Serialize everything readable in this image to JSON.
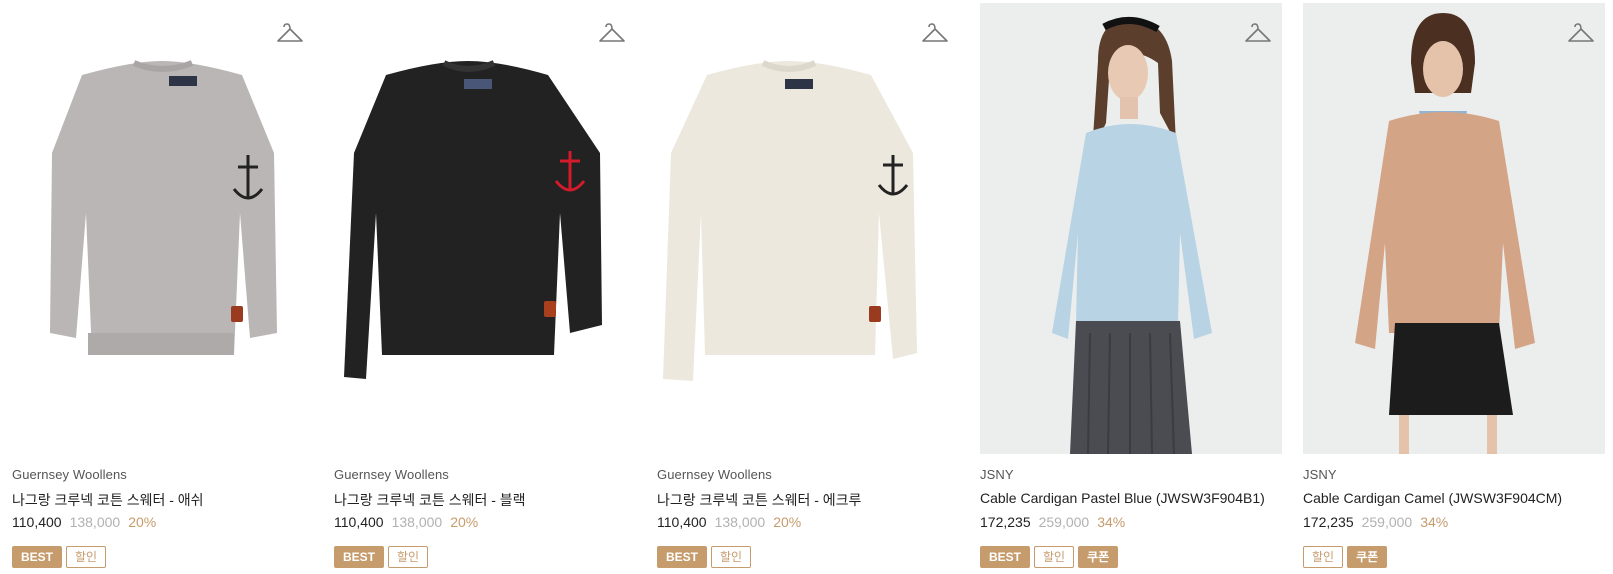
{
  "colors": {
    "accent": "#c69c6d",
    "muted": "#b1b1b1"
  },
  "products": [
    {
      "brand": "Guernsey Woollens",
      "name": "나그랑 크루넥 코튼 스웨터 - 애쉬",
      "price": "110,400",
      "original_price": "138,000",
      "discount": "20%",
      "tags": [
        {
          "label": "BEST",
          "style": "fill"
        },
        {
          "label": "할인",
          "style": "line"
        }
      ],
      "image": "grey-sweater-image",
      "wishlist_icon": "hanger-icon"
    },
    {
      "brand": "Guernsey Woollens",
      "name": "나그랑 크루넥 코튼 스웨터 - 블랙",
      "price": "110,400",
      "original_price": "138,000",
      "discount": "20%",
      "tags": [
        {
          "label": "BEST",
          "style": "fill"
        },
        {
          "label": "할인",
          "style": "line"
        }
      ],
      "image": "black-sweater-image",
      "wishlist_icon": "hanger-icon"
    },
    {
      "brand": "Guernsey Woollens",
      "name": "나그랑 크루넥 코튼 스웨터 - 에크루",
      "price": "110,400",
      "original_price": "138,000",
      "discount": "20%",
      "tags": [
        {
          "label": "BEST",
          "style": "fill"
        },
        {
          "label": "할인",
          "style": "line"
        }
      ],
      "image": "ecru-sweater-image",
      "wishlist_icon": "hanger-icon"
    },
    {
      "brand": "JSNY",
      "name": "Cable Cardigan Pastel Blue (JWSW3F904B1)",
      "price": "172,235",
      "original_price": "259,000",
      "discount": "34%",
      "tags": [
        {
          "label": "BEST",
          "style": "fill"
        },
        {
          "label": "할인",
          "style": "line"
        },
        {
          "label": "쿠폰",
          "style": "fill"
        }
      ],
      "image": "model-blue-cardigan-image",
      "wishlist_icon": "hanger-icon"
    },
    {
      "brand": "JSNY",
      "name": "Cable Cardigan Camel (JWSW3F904CM)",
      "price": "172,235",
      "original_price": "259,000",
      "discount": "34%",
      "tags": [
        {
          "label": "할인",
          "style": "line"
        },
        {
          "label": "쿠폰",
          "style": "fill"
        }
      ],
      "image": "model-camel-cardigan-image",
      "wishlist_icon": "hanger-icon"
    }
  ]
}
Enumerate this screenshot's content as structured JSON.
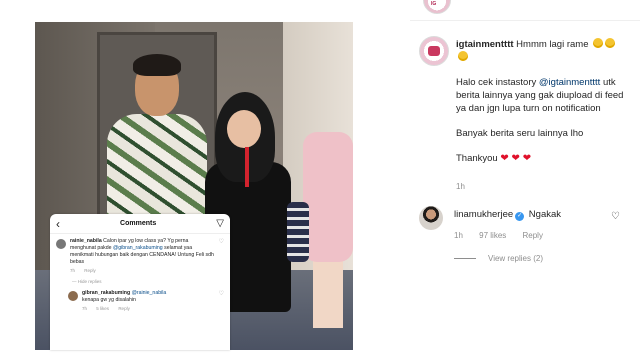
{
  "media": {
    "comments_overlay": {
      "back": "‹",
      "title": "Comments",
      "send": "▽",
      "comment1": {
        "user": "rainie_nabila",
        "text_a": " Calon ipar yg low class ya? Yg perna menghunat pakde ",
        "mention": "@gibran_rakabuming",
        "text_b": " selamat yaa menikmati hubungan baik dengan CENDANA! Untung  Feli sdh bebas",
        "time": "7h",
        "reply": "Reply"
      },
      "hide_replies": "— Hide replies",
      "comment2": {
        "user": "gibran_rakabuming",
        "mention": "@rainie_nabila",
        "text": "kenapa gw yg disalahin",
        "time": "7h",
        "likes": "5 likes",
        "reply": "Reply"
      }
    }
  },
  "panel": {
    "caption": {
      "user": "igtainmentttt",
      "line1": " Hmmm lagi rame",
      "p2_a": "Halo cek instastory ",
      "p2_mention": "@igtainmentttt",
      "p2_b": " utk berita lainnya yang gak diupload di feed ya dan jgn lupa turn on notification",
      "p3": "Banyak berita seru lainnya lho",
      "p4": "Thankyou",
      "hearts": "❤ ❤ ❤",
      "time": "1h"
    },
    "comment": {
      "user": "linamukherjee",
      "verified": "✓",
      "text": " Ngakak",
      "time": "1h",
      "likes": "97 likes",
      "reply": "Reply"
    },
    "view_replies": "View replies (2)"
  }
}
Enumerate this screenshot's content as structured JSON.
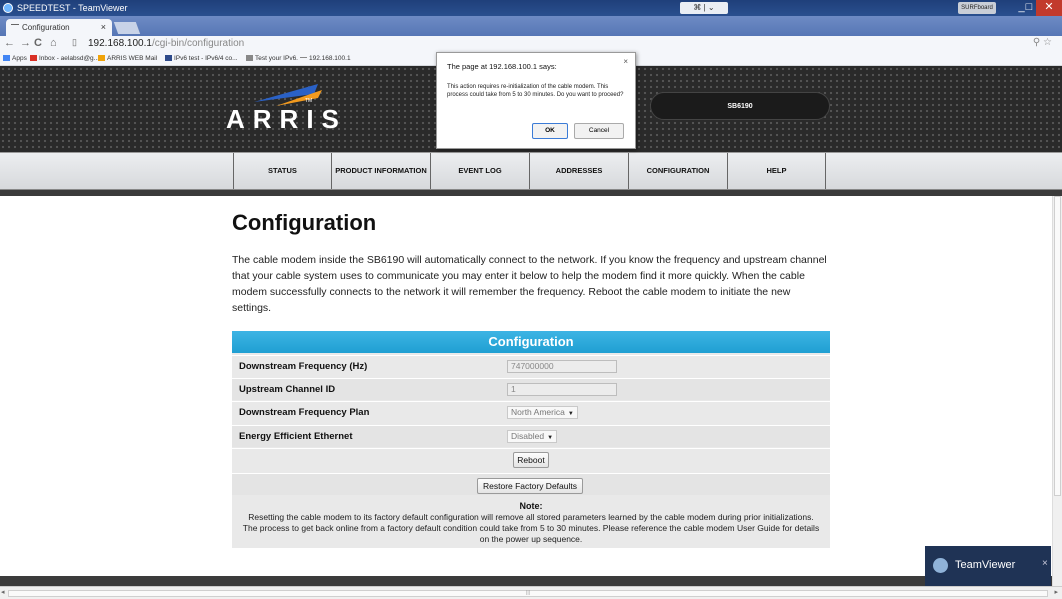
{
  "window": {
    "title": "SPEEDTEST - TeamViewer",
    "thumb_label": "⌘ | ⌄",
    "surfboard_label": "SURFboard"
  },
  "browser": {
    "tab_title": "Configuration",
    "url_host": "192.168.100.1",
    "url_path": "/cgi-bin/configuration",
    "bookmarks": [
      {
        "label": "Apps",
        "icon": "apps-grid-icon",
        "color": "#4285f4"
      },
      {
        "label": "Inbox - aelabsd@g...",
        "icon": "gmail-icon",
        "color": "#d93025"
      },
      {
        "label": "ARRIS WEB Mail",
        "icon": "mail-icon",
        "color": "#f0a30a"
      },
      {
        "label": "IPv6 test - IPv6/4 co...",
        "icon": "ipv6-icon",
        "color": "#2e4a8a"
      },
      {
        "label": "Test your IPv6.",
        "icon": "ipv6-test-icon",
        "color": "#888888"
      },
      {
        "label": "192.168.100.1",
        "icon": "link-icon",
        "color": "#888888"
      }
    ]
  },
  "header": {
    "brand": "ARRIS",
    "tm": "TM",
    "model": "SB6190"
  },
  "menu": [
    "STATUS",
    "PRODUCT INFORMATION",
    "EVENT LOG",
    "ADDRESSES",
    "CONFIGURATION",
    "HELP"
  ],
  "page": {
    "title": "Configuration",
    "intro": "The cable modem inside the SB6190 will automatically connect to the network. If you know the frequency and upstream channel that your cable system uses to communicate you may enter it below to help the modem find it more quickly. When the cable modem successfully connects to the network it will remember the frequency. Reboot the cable modem to initiate the new settings."
  },
  "config": {
    "header": "Configuration",
    "downstream_label": "Downstream Frequency (Hz)",
    "downstream_value": "747000000",
    "upstream_label": "Upstream Channel ID",
    "upstream_value": "1",
    "plan_label": "Downstream Frequency Plan",
    "plan_value": "North America",
    "eee_label": "Energy Efficient Ethernet",
    "eee_value": "Disabled",
    "reboot_label": "Reboot",
    "restore_label": "Restore Factory Defaults",
    "note_title": "Note:",
    "note_text": "Resetting the cable modem to its factory default configuration will remove all stored parameters learned by the cable modem during prior initializations. The process to get back online from a factory default condition could take from 5 to 30 minutes. Please reference the cable modem User Guide for details on the power up sequence."
  },
  "dialog": {
    "title": "The page at 192.168.100.1 says:",
    "message": "This action requires re-initialization of the cable modem. This process could take from 5 to 30 minutes. Do you want to proceed?",
    "ok": "OK",
    "cancel": "Cancel"
  },
  "teamviewer": {
    "name": "TeamViewer"
  },
  "colors": {
    "accent": "#1f9fd2",
    "header_bg": "#2a2a2a",
    "logo_blue": "#2a61c6",
    "logo_orange": "#f29a1e"
  }
}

** BRIEF **
Leave out the pictures and retype every line above exactly.

** ANSWER TO THIS EXERCISE **
Serialize everything readable in this image to JSON.
{
  "colors": {
    "accent": "#c69c6d",
    "muted": "#b1b1b1"
  },
  "products": [
    {
      "brand": "Guernsey Woollens",
      "name": "나그랑 크루넥 코튼 스웨터 - 애쉬",
      "price": "110,400",
      "original_price": "138,000",
      "discount": "20%",
      "tags": [
        {
          "label": "BEST",
          "style": "fill"
        },
        {
          "label": "할인",
          "style": "line"
        }
      ],
      "image": "grey-sweater-image",
      "wishlist_icon": "hanger-icon"
    },
    {
      "brand": "Guernsey Woollens",
      "name": "나그랑 크루넥 코튼 스웨터 - 블랙",
      "price": "110,400",
      "original_price": "138,000",
      "discount": "20%",
      "tags": [
        {
          "label": "BEST",
          "style": "fill"
        },
        {
          "label": "할인",
          "style": "line"
        }
      ],
      "image": "black-sweater-image",
      "wishlist_icon": "hanger-icon"
    },
    {
      "brand": "Guernsey Woollens",
      "name": "나그랑 크루넥 코튼 스웨터 - 에크루",
      "price": "110,400",
      "original_price": "138,000",
      "discount": "20%",
      "tags": [
        {
          "label": "BEST",
          "style": "fill"
        },
        {
          "label": "할인",
          "style": "line"
        }
      ],
      "image": "ecru-sweater-image",
      "wishlist_icon": "hanger-icon"
    },
    {
      "brand": "JSNY",
      "name": "Cable Cardigan Pastel Blue (JWSW3F904B1)",
      "price": "172,235",
      "original_price": "259,000",
      "discount": "34%",
      "tags": [
        {
          "label": "BEST",
          "style": "fill"
        },
        {
          "label": "할인",
          "style": "line"
        },
        {
          "label": "쿠폰",
          "style": "fill"
        }
      ],
      "image": "model-blue-cardigan-image",
      "wishlist_icon": "hanger-icon"
    },
    {
      "brand": "JSNY",
      "name": "Cable Cardigan Camel (JWSW3F904CM)",
      "price": "172,235",
      "original_price": "259,000",
      "discount": "34%",
      "tags": [
        {
          "label": "할인",
          "style": "line"
        },
        {
          "label": "쿠폰",
          "style": "fill"
        }
      ],
      "image": "model-camel-cardigan-image",
      "wishlist_icon": "hanger-icon"
    }
  ]
}
Enumerate this screenshot's content as structured JSON.
{
  "media": {
    "comments_overlay": {
      "back": "‹",
      "title": "Comments",
      "send": "▽",
      "comment1": {
        "user": "rainie_nabila",
        "text_a": " Calon ipar yg low class ya? Yg perna menghunat pakde ",
        "mention": "@gibran_rakabuming",
        "text_b": " selamat yaa menikmati hubungan baik dengan CENDANA! Untung  Feli sdh bebas",
        "time": "7h",
        "reply": "Reply"
      },
      "hide_replies": "— Hide replies",
      "comment2": {
        "user": "gibran_rakabuming",
        "mention": "@rainie_nabila",
        "text": "kenapa gw yg disalahin",
        "time": "7h",
        "likes": "5 likes",
        "reply": "Reply"
      }
    }
  },
  "panel": {
    "caption": {
      "user": "igtainmentttt",
      "line1": " Hmmm lagi rame",
      "p2_a": "Halo cek instastory ",
      "p2_mention": "@igtainmentttt",
      "p2_b": " utk berita lainnya yang gak diupload di feed ya dan jgn lupa turn on notification",
      "p3": "Banyak berita seru lainnya lho",
      "p4": "Thankyou",
      "hearts": "❤ ❤ ❤",
      "time": "1h"
    },
    "comment": {
      "user": "linamukherjee",
      "verified": "✓",
      "text": " Ngakak",
      "time": "1h",
      "likes": "97 likes",
      "reply": "Reply"
    },
    "view_replies": "View replies (2)"
  }
}
Enumerate this screenshot's content as structured JSON.
{
  "window": {
    "title": "SPEEDTEST - TeamViewer",
    "thumb_label": "⌘ | ⌄",
    "surfboard_label": "SURFboard"
  },
  "browser": {
    "tab_title": "Configuration",
    "url_host": "192.168.100.1",
    "url_path": "/cgi-bin/configuration",
    "bookmarks": [
      {
        "label": "Apps",
        "icon": "apps-grid-icon",
        "color": "#4285f4"
      },
      {
        "label": "Inbox - aelabsd@g...",
        "icon": "gmail-icon",
        "color": "#d93025"
      },
      {
        "label": "ARRIS WEB Mail",
        "icon": "mail-icon",
        "color": "#f0a30a"
      },
      {
        "label": "IPv6 test - IPv6/4 co...",
        "icon": "ipv6-icon",
        "color": "#2e4a8a"
      },
      {
        "label": "Test your IPv6.",
        "icon": "ipv6-test-icon",
        "color": "#888888"
      },
      {
        "label": "192.168.100.1",
        "icon": "link-icon",
        "color": "#888888"
      }
    ]
  },
  "header": {
    "brand": "ARRIS",
    "tm": "TM",
    "model": "SB6190"
  },
  "menu": [
    "STATUS",
    "PRODUCT INFORMATION",
    "EVENT LOG",
    "ADDRESSES",
    "CONFIGURATION",
    "HELP"
  ],
  "page": {
    "title": "Configuration",
    "intro": "The cable modem inside the SB6190 will automatically connect to the network. If you know the frequency and upstream channel that your cable system uses to communicate you may enter it below to help the modem find it more quickly. When the cable modem successfully connects to the network it will remember the frequency. Reboot the cable modem to initiate the new settings."
  },
  "config": {
    "header": "Configuration",
    "downstream_label": "Downstream Frequency (Hz)",
    "downstream_value": "747000000",
    "upstream_label": "Upstream Channel ID",
    "upstream_value": "1",
    "plan_label": "Downstream Frequency Plan",
    "plan_value": "North America",
    "eee_label": "Energy Efficient Ethernet",
    "eee_value": "Disabled",
    "reboot_label": "Reboot",
    "restore_label": "Restore Factory Defaults",
    "note_title": "Note:",
    "note_text": "Resetting the cable modem to its factory default configuration will remove all stored parameters learned by the cable modem during prior initializations. The process to get back online from a factory default condition could take from 5 to 30 minutes. Please reference the cable modem User Guide for details on the power up sequence."
  },
  "dialog": {
    "title": "The page at 192.168.100.1 says:",
    "message": "This action requires re-initialization of the cable modem. This process could take from 5 to 30 minutes. Do you want to proceed?",
    "ok": "OK",
    "cancel": "Cancel"
  },
  "teamviewer": {
    "name": "TeamViewer"
  },
  "colors": {
    "accent": "#1f9fd2",
    "header_bg": "#2a2a2a",
    "logo_blue": "#2a61c6",
    "logo_orange": "#f29a1e"
  }
}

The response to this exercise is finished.